EXERCISE BRIEF
Work out how many lines of the records hold the string "przepisy", and reply with that number alone.

——

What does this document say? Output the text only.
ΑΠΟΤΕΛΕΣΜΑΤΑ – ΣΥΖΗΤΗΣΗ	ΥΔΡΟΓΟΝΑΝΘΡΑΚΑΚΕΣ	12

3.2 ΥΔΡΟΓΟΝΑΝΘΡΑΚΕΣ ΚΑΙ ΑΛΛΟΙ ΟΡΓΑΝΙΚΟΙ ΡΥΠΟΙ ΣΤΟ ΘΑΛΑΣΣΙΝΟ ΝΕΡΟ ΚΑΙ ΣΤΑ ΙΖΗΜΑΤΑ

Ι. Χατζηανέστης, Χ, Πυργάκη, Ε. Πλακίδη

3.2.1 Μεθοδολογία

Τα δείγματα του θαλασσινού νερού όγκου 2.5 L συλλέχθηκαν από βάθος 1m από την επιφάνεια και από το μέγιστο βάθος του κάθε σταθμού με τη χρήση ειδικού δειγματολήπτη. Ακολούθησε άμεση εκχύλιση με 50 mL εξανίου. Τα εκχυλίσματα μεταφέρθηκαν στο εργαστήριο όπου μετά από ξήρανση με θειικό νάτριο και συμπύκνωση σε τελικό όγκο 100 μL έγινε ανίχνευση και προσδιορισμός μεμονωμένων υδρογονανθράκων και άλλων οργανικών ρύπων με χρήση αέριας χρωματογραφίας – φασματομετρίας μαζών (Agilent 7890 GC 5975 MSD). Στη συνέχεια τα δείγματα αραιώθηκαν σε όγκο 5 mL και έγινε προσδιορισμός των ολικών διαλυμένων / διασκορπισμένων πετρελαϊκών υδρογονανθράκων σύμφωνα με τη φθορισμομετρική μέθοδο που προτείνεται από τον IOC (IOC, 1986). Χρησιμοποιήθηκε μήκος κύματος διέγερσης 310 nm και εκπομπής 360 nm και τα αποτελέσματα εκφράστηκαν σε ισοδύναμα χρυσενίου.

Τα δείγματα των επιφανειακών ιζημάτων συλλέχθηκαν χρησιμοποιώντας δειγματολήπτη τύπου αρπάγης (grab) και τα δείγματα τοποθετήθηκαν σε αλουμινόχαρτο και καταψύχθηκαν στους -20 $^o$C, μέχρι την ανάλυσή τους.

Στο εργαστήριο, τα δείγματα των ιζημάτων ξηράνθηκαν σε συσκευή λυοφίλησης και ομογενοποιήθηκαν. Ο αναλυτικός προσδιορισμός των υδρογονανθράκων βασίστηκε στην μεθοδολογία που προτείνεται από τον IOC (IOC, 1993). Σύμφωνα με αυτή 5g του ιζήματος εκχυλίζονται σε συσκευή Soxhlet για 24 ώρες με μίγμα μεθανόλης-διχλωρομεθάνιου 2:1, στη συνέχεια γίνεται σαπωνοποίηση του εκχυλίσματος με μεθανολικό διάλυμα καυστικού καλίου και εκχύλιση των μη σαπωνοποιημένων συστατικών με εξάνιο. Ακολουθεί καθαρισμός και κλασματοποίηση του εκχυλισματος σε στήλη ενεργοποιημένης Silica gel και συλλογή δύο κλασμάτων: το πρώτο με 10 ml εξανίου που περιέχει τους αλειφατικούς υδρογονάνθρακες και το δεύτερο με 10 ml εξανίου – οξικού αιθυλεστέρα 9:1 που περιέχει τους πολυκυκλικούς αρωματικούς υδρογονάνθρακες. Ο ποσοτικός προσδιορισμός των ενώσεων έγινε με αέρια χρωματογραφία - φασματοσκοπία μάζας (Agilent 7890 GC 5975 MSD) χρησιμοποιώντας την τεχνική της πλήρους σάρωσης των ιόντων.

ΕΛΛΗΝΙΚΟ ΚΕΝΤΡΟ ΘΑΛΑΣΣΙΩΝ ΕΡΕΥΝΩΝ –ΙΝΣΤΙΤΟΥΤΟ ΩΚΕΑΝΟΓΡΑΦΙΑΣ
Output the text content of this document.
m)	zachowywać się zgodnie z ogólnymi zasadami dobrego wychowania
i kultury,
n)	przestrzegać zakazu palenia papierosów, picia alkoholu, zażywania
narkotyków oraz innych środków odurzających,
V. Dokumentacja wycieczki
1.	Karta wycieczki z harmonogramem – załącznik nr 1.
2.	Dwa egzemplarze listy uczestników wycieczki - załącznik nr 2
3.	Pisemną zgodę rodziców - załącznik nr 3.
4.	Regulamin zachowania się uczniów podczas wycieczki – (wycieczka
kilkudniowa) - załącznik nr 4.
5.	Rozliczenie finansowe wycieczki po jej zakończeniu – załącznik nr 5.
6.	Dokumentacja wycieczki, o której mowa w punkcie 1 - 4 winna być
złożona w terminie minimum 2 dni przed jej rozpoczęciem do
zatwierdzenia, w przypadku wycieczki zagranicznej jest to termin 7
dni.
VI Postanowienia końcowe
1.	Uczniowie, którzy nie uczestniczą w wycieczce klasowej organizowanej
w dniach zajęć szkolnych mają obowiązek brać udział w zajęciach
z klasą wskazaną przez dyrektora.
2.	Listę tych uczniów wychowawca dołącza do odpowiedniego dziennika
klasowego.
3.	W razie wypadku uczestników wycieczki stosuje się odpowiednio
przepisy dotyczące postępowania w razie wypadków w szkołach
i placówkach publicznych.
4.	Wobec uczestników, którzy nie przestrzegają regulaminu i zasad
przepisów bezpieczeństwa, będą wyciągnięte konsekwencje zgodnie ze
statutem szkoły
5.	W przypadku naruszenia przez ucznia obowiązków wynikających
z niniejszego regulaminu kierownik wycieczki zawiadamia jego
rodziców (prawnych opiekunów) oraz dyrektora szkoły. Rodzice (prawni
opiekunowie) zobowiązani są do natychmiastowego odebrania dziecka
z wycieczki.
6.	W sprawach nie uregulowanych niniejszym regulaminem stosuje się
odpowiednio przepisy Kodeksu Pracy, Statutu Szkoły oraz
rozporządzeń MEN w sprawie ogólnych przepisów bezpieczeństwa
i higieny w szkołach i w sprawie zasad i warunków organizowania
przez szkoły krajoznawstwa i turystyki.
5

——

WORKED SOLUTION
2